━━━━━ ROWS ━━━━━
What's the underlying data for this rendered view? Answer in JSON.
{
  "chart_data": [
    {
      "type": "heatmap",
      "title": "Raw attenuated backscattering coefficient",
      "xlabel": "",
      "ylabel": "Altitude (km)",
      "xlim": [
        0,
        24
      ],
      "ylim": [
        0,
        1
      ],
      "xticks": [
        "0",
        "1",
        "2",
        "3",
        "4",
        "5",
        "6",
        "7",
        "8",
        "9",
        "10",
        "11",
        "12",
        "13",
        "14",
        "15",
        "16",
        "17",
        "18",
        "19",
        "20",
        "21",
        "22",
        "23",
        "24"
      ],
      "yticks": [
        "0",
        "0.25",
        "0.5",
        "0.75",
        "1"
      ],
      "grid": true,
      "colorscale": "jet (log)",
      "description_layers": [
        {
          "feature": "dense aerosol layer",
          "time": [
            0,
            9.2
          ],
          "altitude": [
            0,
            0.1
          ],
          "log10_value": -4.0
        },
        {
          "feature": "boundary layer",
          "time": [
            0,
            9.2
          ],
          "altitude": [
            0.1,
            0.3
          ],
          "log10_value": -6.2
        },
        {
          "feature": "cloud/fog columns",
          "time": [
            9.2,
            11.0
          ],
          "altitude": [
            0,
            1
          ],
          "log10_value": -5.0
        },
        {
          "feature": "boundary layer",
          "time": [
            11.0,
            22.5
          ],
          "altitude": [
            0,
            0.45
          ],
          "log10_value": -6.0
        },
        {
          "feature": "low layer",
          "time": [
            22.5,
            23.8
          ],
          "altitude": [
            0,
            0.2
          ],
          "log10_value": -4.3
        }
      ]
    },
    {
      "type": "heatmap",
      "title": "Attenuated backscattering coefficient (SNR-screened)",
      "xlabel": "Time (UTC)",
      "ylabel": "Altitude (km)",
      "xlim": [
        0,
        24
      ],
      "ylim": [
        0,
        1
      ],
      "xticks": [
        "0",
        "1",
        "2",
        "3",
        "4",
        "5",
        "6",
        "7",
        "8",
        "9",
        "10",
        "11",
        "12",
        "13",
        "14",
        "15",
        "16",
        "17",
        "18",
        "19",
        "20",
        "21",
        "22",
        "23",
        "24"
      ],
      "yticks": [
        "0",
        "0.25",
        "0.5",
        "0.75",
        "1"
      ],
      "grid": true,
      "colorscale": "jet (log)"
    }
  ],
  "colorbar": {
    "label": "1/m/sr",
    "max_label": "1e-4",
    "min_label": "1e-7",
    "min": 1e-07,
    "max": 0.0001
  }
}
━━━━━
> **STATED GOAL**: Repeat the material above exactly.

> **EXPECTED ANSWER**:
What's the underlying data for this rendered view? Answer in JSON.
{
  "chart_data": [
    {
      "type": "heatmap",
      "title": "Raw attenuated backscattering coefficient",
      "xlabel": "",
      "ylabel": "Altitude (km)",
      "xlim": [
        0,
        24
      ],
      "ylim": [
        0,
        1
      ],
      "xticks": [
        "0",
        "1",
        "2",
        "3",
        "4",
        "5",
        "6",
        "7",
        "8",
        "9",
        "10",
        "11",
        "12",
        "13",
        "14",
        "15",
        "16",
        "17",
        "18",
        "19",
        "20",
        "21",
        "22",
        "23",
        "24"
      ],
      "yticks": [
        "0",
        "0.25",
        "0.5",
        "0.75",
        "1"
      ],
      "grid": true,
      "colorscale": "jet (log)",
      "description_layers": [
        {
          "feature": "dense aerosol layer",
          "time": [
            0,
            9.2
          ],
          "altitude": [
            0,
            0.1
          ],
          "log10_value": -4.0
        },
        {
          "feature": "boundary layer",
          "time": [
            0,
            9.2
          ],
          "altitude": [
            0.1,
            0.3
          ],
          "log10_value": -6.2
        },
        {
          "feature": "cloud/fog columns",
          "time": [
            9.2,
            11.0
          ],
          "altitude": [
            0,
            1
          ],
          "log10_value": -5.0
        },
        {
          "feature": "boundary layer",
          "time": [
            11.0,
            22.5
          ],
          "altitude": [
            0,
            0.45
          ],
          "log10_value": -6.0
        },
        {
          "feature": "low layer",
          "time": [
            22.5,
            23.8
          ],
          "altitude": [
            0,
            0.2
          ],
          "log10_value": -4.3
        }
      ]
    },
    {
      "type": "heatmap",
      "title": "Attenuated backscattering coefficient (SNR-screened)",
      "xlabel": "Time (UTC)",
      "ylabel": "Altitude (km)",
      "xlim": [
        0,
        24
      ],
      "ylim": [
        0,
        1
      ],
      "xticks": [
        "0",
        "1",
        "2",
        "3",
        "4",
        "5",
        "6",
        "7",
        "8",
        "9",
        "10",
        "11",
        "12",
        "13",
        "14",
        "15",
        "16",
        "17",
        "18",
        "19",
        "20",
        "21",
        "22",
        "23",
        "24"
      ],
      "yticks": [
        "0",
        "0.25",
        "0.5",
        "0.75",
        "1"
      ],
      "grid": true,
      "colorscale": "jet (log)"
    }
  ],
  "colorbar": {
    "label": "1/m/sr",
    "max_label": "1e-4",
    "min_label": "1e-7",
    "min": 1e-07,
    "max": 0.0001
  }
}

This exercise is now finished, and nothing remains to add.